(PROBLEM DESCRIPTION)
Every line of the data must be copied exactly.

** START OF MATERIAL FOR THE TASK **

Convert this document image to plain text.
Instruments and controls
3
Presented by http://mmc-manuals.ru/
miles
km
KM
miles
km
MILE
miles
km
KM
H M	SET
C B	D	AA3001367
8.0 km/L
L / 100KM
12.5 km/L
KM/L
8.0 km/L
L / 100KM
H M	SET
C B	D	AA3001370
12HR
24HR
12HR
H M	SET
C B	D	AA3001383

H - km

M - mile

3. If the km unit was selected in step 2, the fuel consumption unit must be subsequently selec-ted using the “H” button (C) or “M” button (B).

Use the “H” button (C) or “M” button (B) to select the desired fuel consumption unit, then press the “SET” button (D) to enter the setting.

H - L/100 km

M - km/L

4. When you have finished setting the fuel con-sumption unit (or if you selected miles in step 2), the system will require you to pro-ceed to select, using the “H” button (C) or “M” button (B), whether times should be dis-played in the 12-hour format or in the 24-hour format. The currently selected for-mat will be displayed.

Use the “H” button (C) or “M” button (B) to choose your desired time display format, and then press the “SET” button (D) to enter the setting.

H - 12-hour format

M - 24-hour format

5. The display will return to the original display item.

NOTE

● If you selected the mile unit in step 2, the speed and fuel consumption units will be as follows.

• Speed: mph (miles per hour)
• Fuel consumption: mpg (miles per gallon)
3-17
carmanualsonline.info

** END OF MATERIAL FOR THE TASK **

(REPLY)
Convert this document image to plain text.
Instruments and controls
3
Presented by http://mmc-manuals.ru/
miles
km
KM
miles
km
MILE
miles
km
KM
H M	SET
C B	D	AA3001367
8.0 km/L
L / 100KM
12.5 km/L
KM/L
8.0 km/L
L / 100KM
H M	SET
C B	D	AA3001370
12HR
24HR
12HR
H M	SET
C B	D	AA3001383

H - km

M - mile

3. If the km unit was selected in step 2, the fuel consumption unit must be subsequently selec-ted using the “H” button (C) or “M” button (B).

Use the “H” button (C) or “M” button (B) to select the desired fuel consumption unit, then press the “SET” button (D) to enter the setting.

H - L/100 km

M - km/L

4. When you have finished setting the fuel con-sumption unit (or if you selected miles in step 2), the system will require you to pro-ceed to select, using the “H” button (C) or “M” button (B), whether times should be dis-played in the 12-hour format or in the 24-hour format. The currently selected for-mat will be displayed.

Use the “H” button (C) or “M” button (B) to choose your desired time display format, and then press the “SET” button (D) to enter the setting.

H - 12-hour format

M - 24-hour format

5. The display will return to the original display item.

NOTE

● If you selected the mile unit in step 2, the speed and fuel consumption units will be as follows.

• Speed: mph (miles per hour)
• Fuel consumption: mpg (miles per gallon)
3-17
carmanualsonline.info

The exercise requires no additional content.